* **JOB**:
Return all of the entries word for word, but omit the pictures they contain.

Data records
'''

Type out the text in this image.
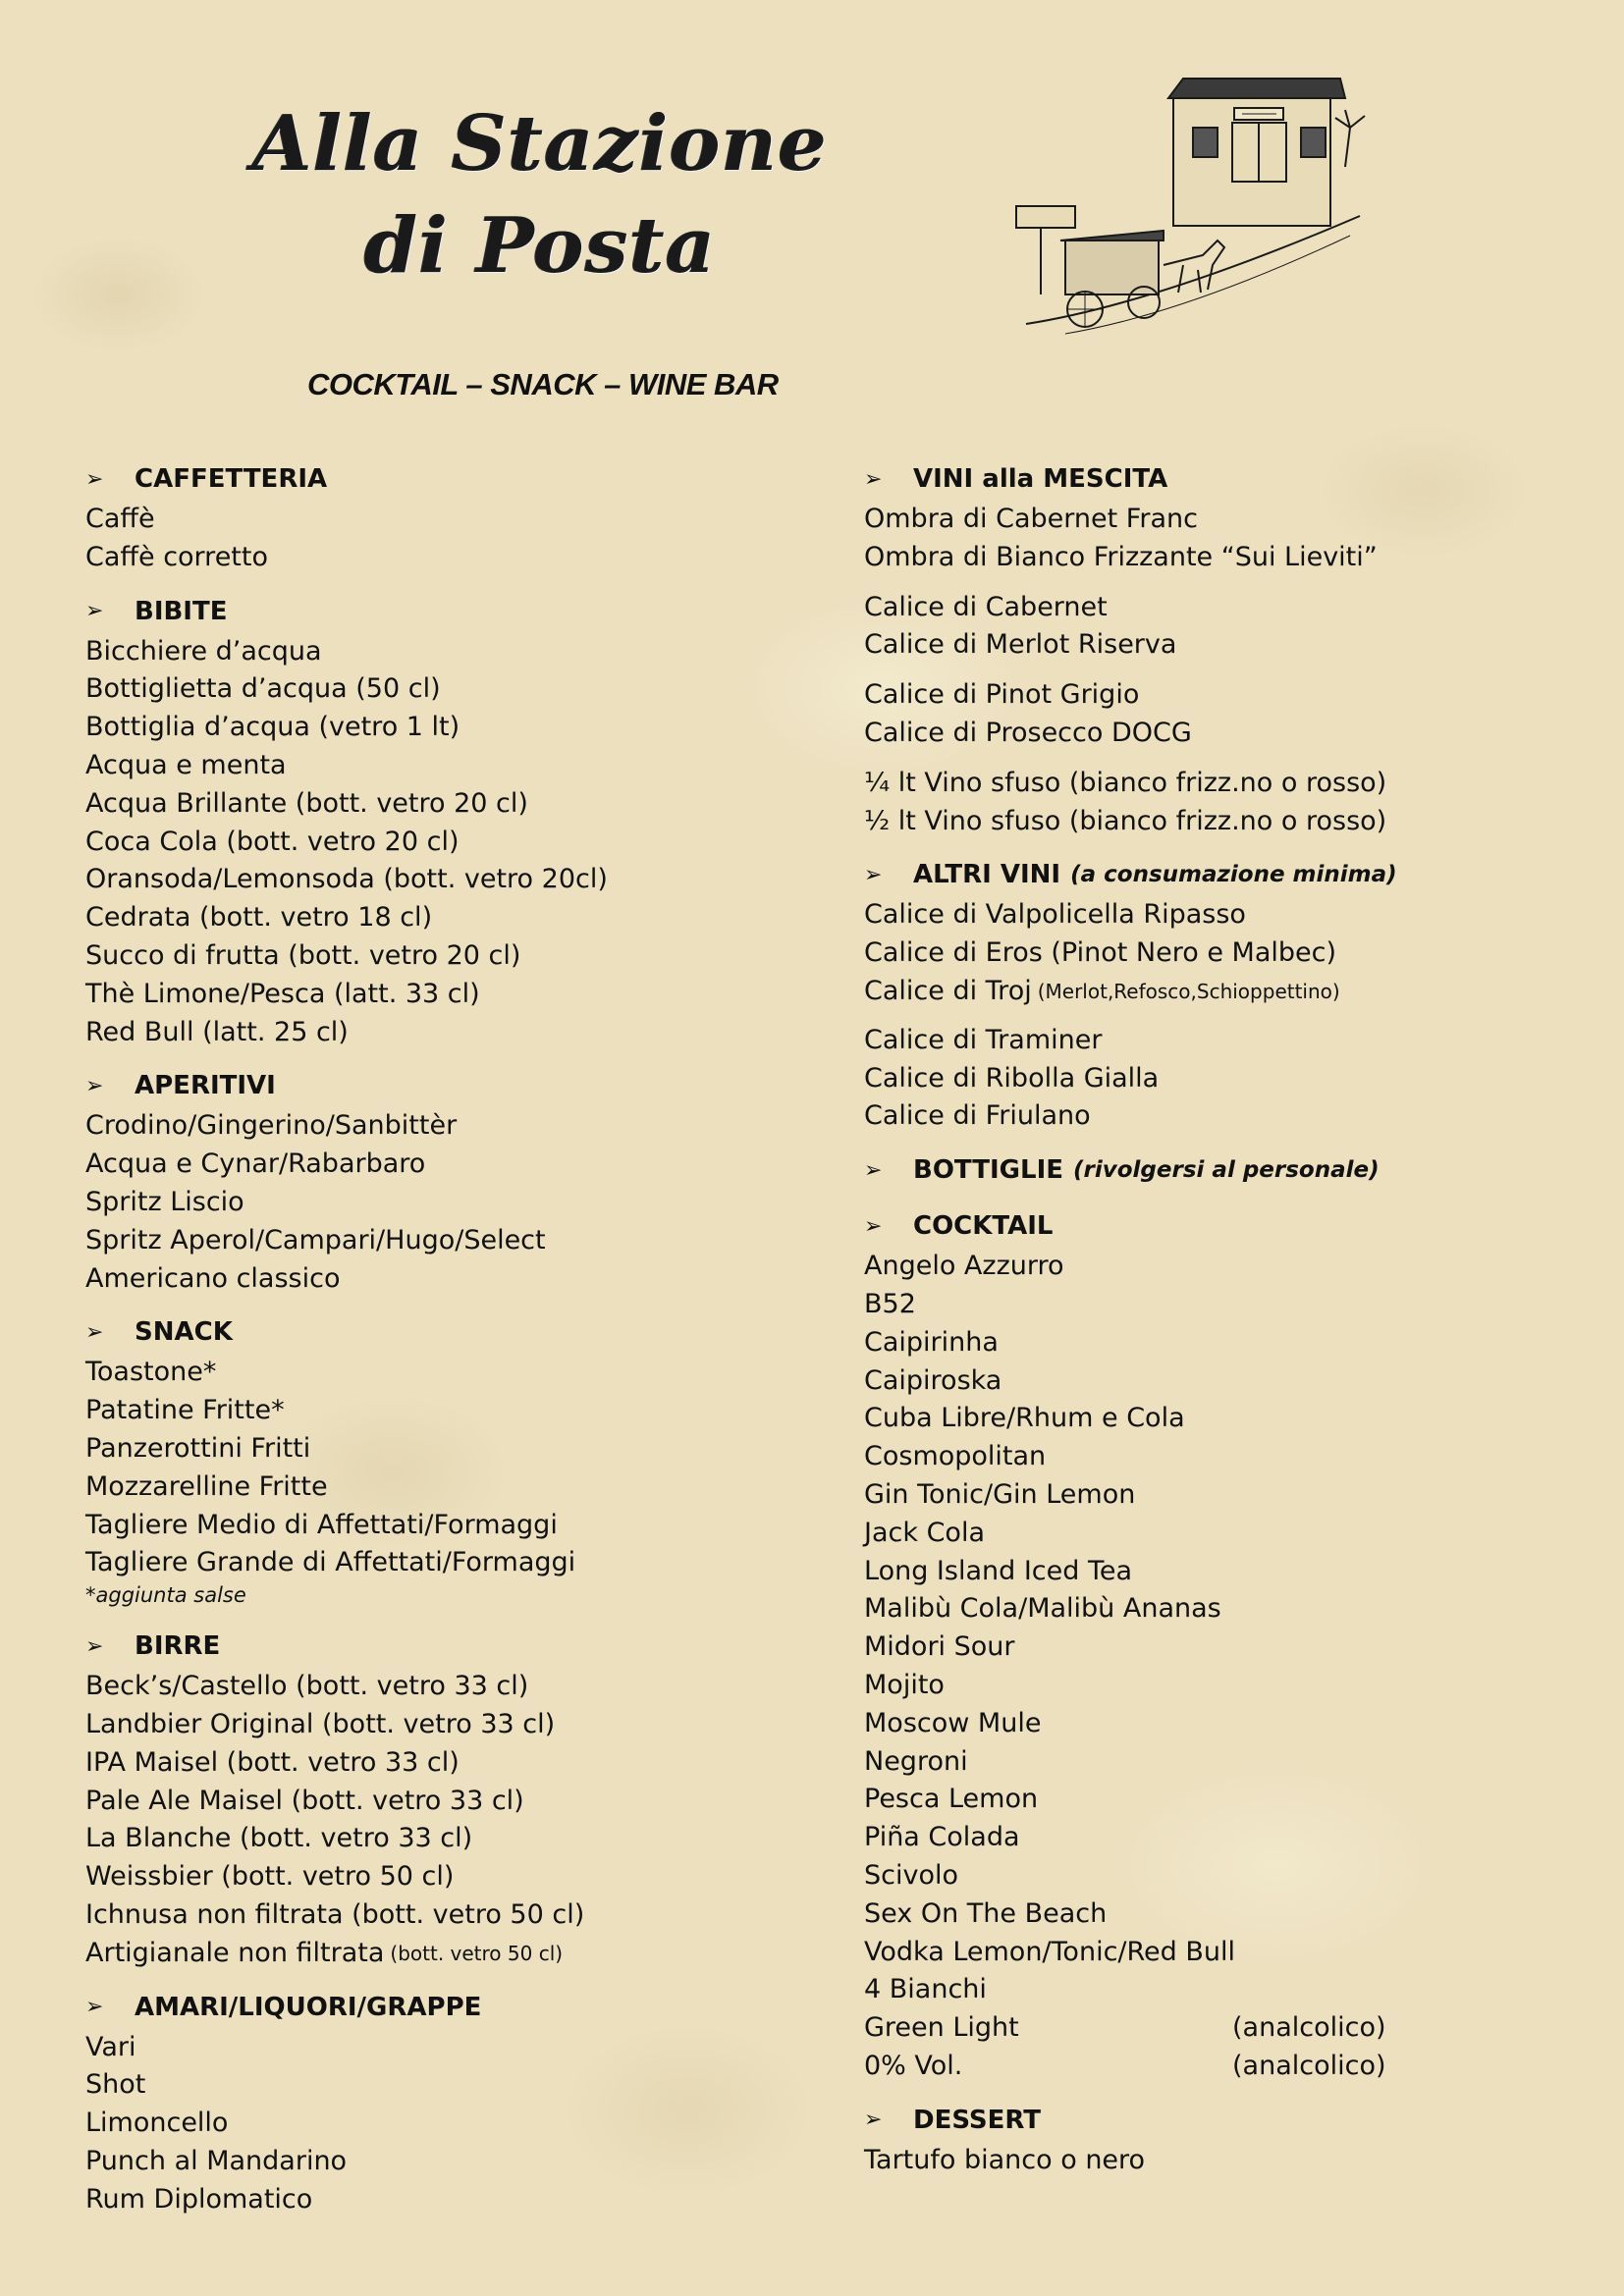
Alla Stazione
di Posta
COCKTAIL – SNACK – WINE BAR
➢	CAFFETTERIA
Caffè
Caffè corretto
➢	BIBITE
Bicchiere d’acqua
Bottiglietta d’acqua (50 cl)
Bottiglia d’acqua (vetro 1 lt)
Acqua e menta
Acqua Brillante (bott. vetro 20 cl)
Coca Cola (bott. vetro 20 cl)
Oransoda/Lemonsoda (bott. vetro 20cl)
Cedrata (bott. vetro 18 cl)
Succo di frutta (bott. vetro 20 cl)
Thè Limone/Pesca (latt. 33 cl)
Red Bull (latt. 25 cl)
➢	APERITIVI
Crodino/Gingerino/Sanbittèr
Acqua e Cynar/Rabarbaro
Spritz Liscio
Spritz Aperol/Campari/Hugo/Select
Americano classico
➢	SNACK
Toastone*
Patatine Fritte*
Panzerottini Fritti
Mozzarelline Fritte
Tagliere Medio di Affettati/Formaggi
Tagliere Grande di Affettati/Formaggi
*aggiunta salse
➢	BIRRE
Beck’s/Castello (bott. vetro 33 cl)
Landbier Original (bott. vetro 33 cl)
IPA Maisel (bott. vetro 33 cl)
Pale Ale Maisel (bott. vetro 33 cl)
La Blanche (bott. vetro 33 cl)
Weissbier (bott. vetro 50 cl)
Ichnusa non filtrata (bott. vetro 50 cl)
Artigianale non filtrata (bott. vetro 50 cl)
➢	AMARI/LIQUORI/GRAPPE
Vari
Shot
Limoncello
Punch al Mandarino
Rum Diplomatico
➢	VINI alla MESCITA
Ombra di Cabernet Franc
Ombra di Bianco Frizzante “Sui Lieviti”
Calice di Cabernet
Calice di Merlot Riserva
Calice di Pinot Grigio
Calice di Prosecco DOCG
¼ lt Vino sfuso (bianco frizz.no o rosso)
½ lt Vino sfuso (bianco frizz.no o rosso)
➢	ALTRI VINI (a consumazione minima)
Calice di Valpolicella Ripasso
Calice di Eros (Pinot Nero e Malbec)
Calice di Troj (Merlot,Refosco,Schioppettino)
Calice di Traminer
Calice di Ribolla Gialla
Calice di Friulano
➢	BOTTIGLIE (rivolgersi al personale)
➢	COCKTAIL
Angelo Azzurro
B52
Caipirinha
Caipiroska
Cuba Libre/Rhum e Cola
Cosmopolitan
Gin Tonic/Gin Lemon
Jack Cola
Long Island Iced Tea
Malibù Cola/Malibù Ananas
Midori Sour
Mojito
Moscow Mule
Negroni
Pesca Lemon
Piña Colada
Scivolo
Sex On The Beach
Vodka Lemon/Tonic/Red Bull
4 Bianchi
Green Light	(analcolico)
0% Vol.	(analcolico)
➢	DESSERT
Tartufo bianco o nero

'''

* **RESULT FOR THIS TASK**:
Type out the text in this image.
Alla Stazione
di Posta
COCKTAIL – SNACK – WINE BAR
➢	CAFFETTERIA
Caffè
Caffè corretto
➢	BIBITE
Bicchiere d’acqua
Bottiglietta d’acqua (50 cl)
Bottiglia d’acqua (vetro 1 lt)
Acqua e menta
Acqua Brillante (bott. vetro 20 cl)
Coca Cola (bott. vetro 20 cl)
Oransoda/Lemonsoda (bott. vetro 20cl)
Cedrata (bott. vetro 18 cl)
Succo di frutta (bott. vetro 20 cl)
Thè Limone/Pesca (latt. 33 cl)
Red Bull (latt. 25 cl)
➢	APERITIVI
Crodino/Gingerino/Sanbittèr
Acqua e Cynar/Rabarbaro
Spritz Liscio
Spritz Aperol/Campari/Hugo/Select
Americano classico
➢	SNACK
Toastone*
Patatine Fritte*
Panzerottini Fritti
Mozzarelline Fritte
Tagliere Medio di Affettati/Formaggi
Tagliere Grande di Affettati/Formaggi
*aggiunta salse
➢	BIRRE
Beck’s/Castello (bott. vetro 33 cl)
Landbier Original (bott. vetro 33 cl)
IPA Maisel (bott. vetro 33 cl)
Pale Ale Maisel (bott. vetro 33 cl)
La Blanche (bott. vetro 33 cl)
Weissbier (bott. vetro 50 cl)
Ichnusa non filtrata (bott. vetro 50 cl)
Artigianale non filtrata (bott. vetro 50 cl)
➢	AMARI/LIQUORI/GRAPPE
Vari
Shot
Limoncello
Punch al Mandarino
Rum Diplomatico
➢	VINI alla MESCITA
Ombra di Cabernet Franc
Ombra di Bianco Frizzante “Sui Lieviti”
Calice di Cabernet
Calice di Merlot Riserva
Calice di Pinot Grigio
Calice di Prosecco DOCG
¼ lt Vino sfuso (bianco frizz.no o rosso)
½ lt Vino sfuso (bianco frizz.no o rosso)
➢	ALTRI VINI (a consumazione minima)
Calice di Valpolicella Ripasso
Calice di Eros (Pinot Nero e Malbec)
Calice di Troj (Merlot,Refosco,Schioppettino)
Calice di Traminer
Calice di Ribolla Gialla
Calice di Friulano
➢	BOTTIGLIE (rivolgersi al personale)
➢	COCKTAIL
Angelo Azzurro
B52
Caipirinha
Caipiroska
Cuba Libre/Rhum e Cola
Cosmopolitan
Gin Tonic/Gin Lemon
Jack Cola
Long Island Iced Tea
Malibù Cola/Malibù Ananas
Midori Sour
Mojito
Moscow Mule
Negroni
Pesca Lemon
Piña Colada
Scivolo
Sex On The Beach
Vodka Lemon/Tonic/Red Bull
4 Bianchi
Green Light	(analcolico)
0% Vol.	(analcolico)
➢	DESSERT
Tartufo bianco o nero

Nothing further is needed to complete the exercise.